→ **YOUR OBJECTIVE**: Turn the rows below, starting with the line that contains "460, 315, 486]" and ending with the line that contains "tab-card-reader[interactable]: Card Reader", into a numbered list. Include both of those lines and omit any blank lines.

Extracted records
□ □ □ □ □
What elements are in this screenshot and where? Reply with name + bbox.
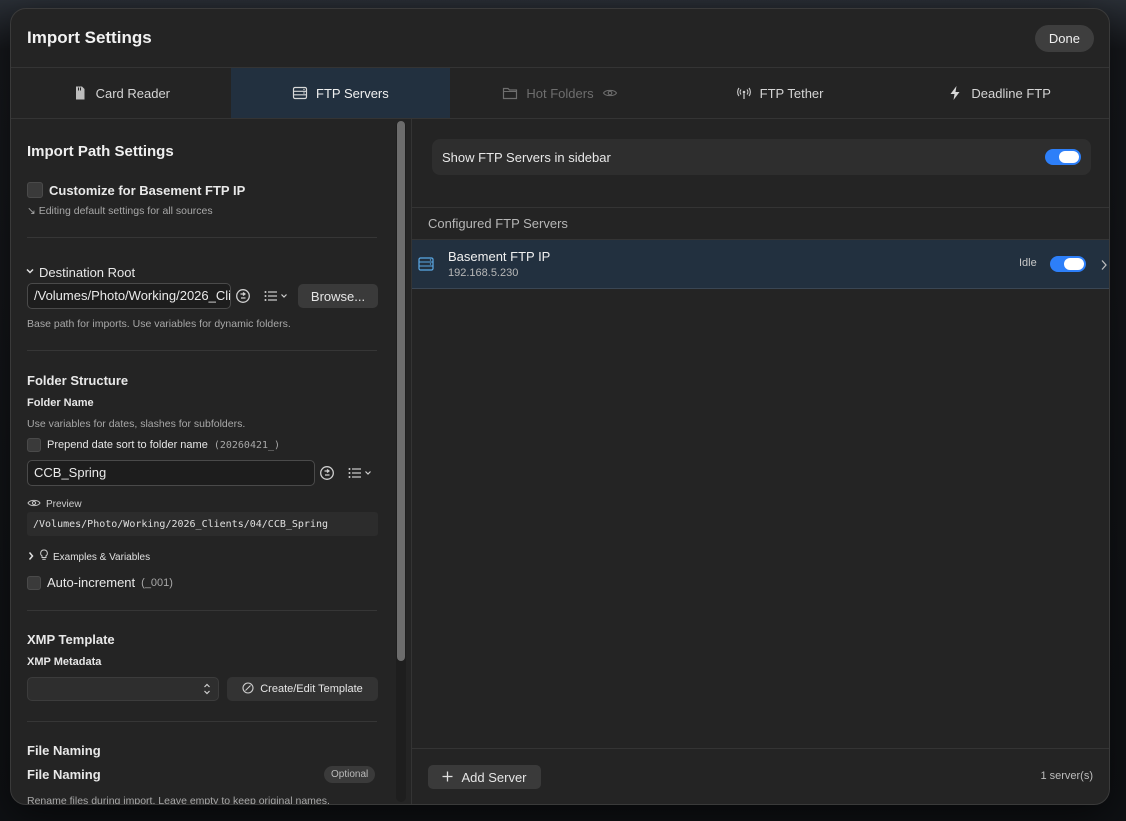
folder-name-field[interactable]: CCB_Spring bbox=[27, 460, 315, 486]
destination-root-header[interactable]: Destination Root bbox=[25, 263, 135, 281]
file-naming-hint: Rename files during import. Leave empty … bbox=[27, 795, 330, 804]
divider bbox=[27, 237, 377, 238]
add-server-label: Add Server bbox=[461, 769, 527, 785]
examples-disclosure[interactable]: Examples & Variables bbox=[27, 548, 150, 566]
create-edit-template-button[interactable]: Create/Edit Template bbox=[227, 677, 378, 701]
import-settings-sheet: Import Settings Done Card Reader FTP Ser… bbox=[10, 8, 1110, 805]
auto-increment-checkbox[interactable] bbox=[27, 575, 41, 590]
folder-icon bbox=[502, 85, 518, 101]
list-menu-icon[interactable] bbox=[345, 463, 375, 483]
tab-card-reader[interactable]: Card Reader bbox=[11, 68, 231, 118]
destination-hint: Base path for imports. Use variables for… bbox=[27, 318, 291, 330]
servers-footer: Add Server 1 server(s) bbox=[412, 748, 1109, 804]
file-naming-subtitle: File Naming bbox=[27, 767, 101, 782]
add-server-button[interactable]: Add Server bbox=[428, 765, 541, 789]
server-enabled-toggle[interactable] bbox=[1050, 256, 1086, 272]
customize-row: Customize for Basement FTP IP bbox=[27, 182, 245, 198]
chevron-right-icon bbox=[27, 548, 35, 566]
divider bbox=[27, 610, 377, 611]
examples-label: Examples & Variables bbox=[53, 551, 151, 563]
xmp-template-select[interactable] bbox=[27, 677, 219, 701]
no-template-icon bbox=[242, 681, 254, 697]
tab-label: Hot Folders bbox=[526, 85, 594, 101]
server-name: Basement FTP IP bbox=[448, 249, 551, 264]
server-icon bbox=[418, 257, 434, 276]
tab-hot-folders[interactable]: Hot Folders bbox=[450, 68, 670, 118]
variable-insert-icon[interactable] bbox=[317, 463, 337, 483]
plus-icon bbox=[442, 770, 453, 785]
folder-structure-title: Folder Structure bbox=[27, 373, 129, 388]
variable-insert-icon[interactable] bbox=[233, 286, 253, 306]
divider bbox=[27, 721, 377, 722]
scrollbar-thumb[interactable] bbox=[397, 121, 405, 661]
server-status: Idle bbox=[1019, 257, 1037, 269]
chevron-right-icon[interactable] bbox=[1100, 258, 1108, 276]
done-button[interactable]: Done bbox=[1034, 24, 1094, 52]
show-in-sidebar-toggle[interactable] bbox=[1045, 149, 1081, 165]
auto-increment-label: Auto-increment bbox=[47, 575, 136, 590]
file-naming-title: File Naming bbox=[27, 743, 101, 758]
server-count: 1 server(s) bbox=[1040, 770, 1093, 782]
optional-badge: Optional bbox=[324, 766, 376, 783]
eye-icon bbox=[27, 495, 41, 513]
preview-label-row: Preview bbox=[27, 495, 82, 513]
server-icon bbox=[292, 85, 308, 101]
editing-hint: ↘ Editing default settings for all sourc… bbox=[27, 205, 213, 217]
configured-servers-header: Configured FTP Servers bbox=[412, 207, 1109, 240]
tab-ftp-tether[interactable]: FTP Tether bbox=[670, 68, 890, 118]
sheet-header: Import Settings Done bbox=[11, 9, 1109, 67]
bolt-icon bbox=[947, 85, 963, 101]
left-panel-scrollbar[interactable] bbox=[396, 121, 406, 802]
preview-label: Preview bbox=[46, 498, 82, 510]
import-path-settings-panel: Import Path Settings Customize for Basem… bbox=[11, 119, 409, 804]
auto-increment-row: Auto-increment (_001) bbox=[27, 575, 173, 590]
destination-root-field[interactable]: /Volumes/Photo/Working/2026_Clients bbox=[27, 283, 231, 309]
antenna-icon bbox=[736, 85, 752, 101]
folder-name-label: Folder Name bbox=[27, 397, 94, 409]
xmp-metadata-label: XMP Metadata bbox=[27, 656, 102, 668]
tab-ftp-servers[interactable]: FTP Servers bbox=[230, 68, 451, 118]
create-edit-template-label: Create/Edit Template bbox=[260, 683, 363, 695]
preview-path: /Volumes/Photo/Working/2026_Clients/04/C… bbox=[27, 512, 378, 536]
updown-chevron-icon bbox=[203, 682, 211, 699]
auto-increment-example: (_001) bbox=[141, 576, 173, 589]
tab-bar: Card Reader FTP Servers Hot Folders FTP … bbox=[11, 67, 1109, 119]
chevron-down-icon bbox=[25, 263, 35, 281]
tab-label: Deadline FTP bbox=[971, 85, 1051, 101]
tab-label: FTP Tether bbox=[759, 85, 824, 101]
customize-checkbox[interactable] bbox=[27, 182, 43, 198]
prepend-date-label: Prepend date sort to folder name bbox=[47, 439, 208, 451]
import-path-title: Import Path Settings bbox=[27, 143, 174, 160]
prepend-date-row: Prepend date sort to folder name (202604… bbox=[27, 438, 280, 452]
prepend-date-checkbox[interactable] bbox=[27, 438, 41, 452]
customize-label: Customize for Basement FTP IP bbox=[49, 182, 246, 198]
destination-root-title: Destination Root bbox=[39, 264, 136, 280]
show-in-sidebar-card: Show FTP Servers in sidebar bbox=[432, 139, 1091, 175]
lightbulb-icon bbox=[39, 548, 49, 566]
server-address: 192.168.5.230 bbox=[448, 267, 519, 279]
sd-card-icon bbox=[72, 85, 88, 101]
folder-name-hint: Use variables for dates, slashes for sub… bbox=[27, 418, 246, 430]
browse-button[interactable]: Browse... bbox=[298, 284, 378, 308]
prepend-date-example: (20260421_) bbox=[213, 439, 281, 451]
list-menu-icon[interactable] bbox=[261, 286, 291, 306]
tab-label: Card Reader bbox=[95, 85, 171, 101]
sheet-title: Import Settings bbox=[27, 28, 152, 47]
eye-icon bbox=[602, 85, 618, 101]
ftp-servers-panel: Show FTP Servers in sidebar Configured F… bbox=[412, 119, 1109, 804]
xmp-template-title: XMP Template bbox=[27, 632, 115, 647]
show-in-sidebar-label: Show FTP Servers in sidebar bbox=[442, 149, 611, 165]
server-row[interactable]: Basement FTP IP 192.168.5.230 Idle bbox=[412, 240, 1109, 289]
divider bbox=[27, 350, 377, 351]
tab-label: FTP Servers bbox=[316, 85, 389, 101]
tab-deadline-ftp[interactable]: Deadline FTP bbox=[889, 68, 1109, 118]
□ □ □ □ □
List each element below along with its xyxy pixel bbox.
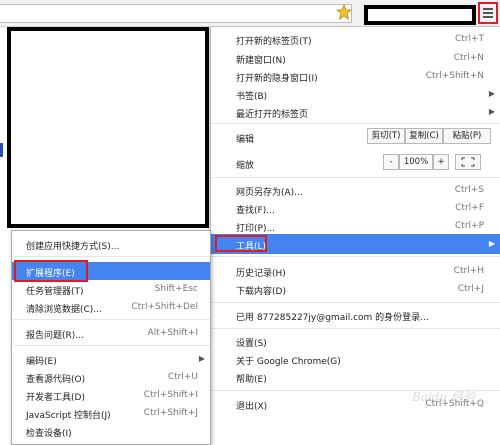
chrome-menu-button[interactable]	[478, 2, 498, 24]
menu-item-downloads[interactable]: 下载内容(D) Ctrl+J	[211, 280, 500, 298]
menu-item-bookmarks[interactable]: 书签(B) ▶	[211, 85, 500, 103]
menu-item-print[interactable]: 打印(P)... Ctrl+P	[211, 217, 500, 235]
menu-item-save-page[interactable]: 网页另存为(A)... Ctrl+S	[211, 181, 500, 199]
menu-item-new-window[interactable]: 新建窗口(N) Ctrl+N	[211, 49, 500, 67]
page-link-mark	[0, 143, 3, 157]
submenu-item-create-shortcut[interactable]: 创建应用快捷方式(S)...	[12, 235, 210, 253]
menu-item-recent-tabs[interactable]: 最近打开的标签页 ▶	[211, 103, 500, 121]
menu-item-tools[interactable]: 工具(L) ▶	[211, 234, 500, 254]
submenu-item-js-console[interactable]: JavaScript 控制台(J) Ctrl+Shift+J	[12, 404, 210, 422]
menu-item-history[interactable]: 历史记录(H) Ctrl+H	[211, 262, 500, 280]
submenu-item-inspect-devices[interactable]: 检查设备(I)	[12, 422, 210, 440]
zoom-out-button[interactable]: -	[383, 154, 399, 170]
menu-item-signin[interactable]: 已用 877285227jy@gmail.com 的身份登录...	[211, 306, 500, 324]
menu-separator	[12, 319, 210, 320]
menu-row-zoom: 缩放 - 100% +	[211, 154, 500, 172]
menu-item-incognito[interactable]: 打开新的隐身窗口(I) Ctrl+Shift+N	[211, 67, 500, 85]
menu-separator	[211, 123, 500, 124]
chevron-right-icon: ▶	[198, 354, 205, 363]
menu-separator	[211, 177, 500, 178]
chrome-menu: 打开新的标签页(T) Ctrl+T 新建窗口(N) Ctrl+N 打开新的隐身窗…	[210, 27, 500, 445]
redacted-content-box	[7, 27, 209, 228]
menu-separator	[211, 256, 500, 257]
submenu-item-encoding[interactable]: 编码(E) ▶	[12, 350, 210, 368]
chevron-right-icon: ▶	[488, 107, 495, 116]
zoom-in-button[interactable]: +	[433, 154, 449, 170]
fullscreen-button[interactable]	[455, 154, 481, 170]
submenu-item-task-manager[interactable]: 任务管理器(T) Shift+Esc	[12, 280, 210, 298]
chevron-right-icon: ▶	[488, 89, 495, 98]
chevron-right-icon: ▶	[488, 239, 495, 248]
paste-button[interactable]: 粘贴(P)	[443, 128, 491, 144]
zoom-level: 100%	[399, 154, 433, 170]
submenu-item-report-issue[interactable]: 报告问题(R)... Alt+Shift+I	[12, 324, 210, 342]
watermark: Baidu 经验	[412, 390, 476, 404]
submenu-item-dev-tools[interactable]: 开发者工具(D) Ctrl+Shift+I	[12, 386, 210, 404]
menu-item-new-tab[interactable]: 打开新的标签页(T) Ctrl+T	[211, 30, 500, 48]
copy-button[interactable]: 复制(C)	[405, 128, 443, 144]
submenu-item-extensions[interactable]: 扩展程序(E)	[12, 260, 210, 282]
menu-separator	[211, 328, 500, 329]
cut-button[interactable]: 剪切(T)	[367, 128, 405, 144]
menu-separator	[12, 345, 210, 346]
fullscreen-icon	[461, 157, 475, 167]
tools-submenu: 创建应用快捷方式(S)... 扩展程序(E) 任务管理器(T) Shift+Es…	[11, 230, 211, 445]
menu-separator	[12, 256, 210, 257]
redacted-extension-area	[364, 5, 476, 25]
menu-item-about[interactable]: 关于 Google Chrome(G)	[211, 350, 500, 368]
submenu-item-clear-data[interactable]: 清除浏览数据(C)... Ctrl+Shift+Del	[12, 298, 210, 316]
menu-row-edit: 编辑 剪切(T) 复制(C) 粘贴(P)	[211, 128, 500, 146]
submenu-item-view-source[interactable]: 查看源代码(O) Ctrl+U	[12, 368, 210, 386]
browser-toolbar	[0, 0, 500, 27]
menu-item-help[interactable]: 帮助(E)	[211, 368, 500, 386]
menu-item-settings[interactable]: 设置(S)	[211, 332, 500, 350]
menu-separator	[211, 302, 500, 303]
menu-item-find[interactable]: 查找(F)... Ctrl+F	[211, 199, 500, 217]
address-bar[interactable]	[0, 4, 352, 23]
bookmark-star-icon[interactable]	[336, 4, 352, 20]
□ □ □ □ □
→ **REPLY TO THE EXERCISE**:
1. folder-name-field[interactable]: CCB_Spring bbox=[27, 460, 315, 486]
2. destination-root-header[interactable]: Destination Root bbox=[25, 263, 135, 281]
3. file-naming-hint: Rename files during import. Leave empty … bbox=[27, 795, 330, 804]
4. divider bbox=[27, 237, 377, 238]
5. add-server-label: Add Server bbox=[461, 769, 527, 785]
6. examples-disclosure[interactable]: Examples & Variables bbox=[27, 548, 150, 566]
7. create-edit-template-button[interactable]: Create/Edit Template bbox=[227, 677, 378, 701]
8. import-settings-sheet: Import Settings Done Card Reader FTP Ser… bbox=[10, 8, 1110, 805]
9. auto-increment-checkbox[interactable] bbox=[27, 575, 41, 590]
10. folder-icon bbox=[502, 85, 518, 101]
11. list-menu-icon[interactable] bbox=[345, 463, 375, 483]
12. tab-card-reader[interactable]: Card Reader bbox=[11, 68, 231, 118]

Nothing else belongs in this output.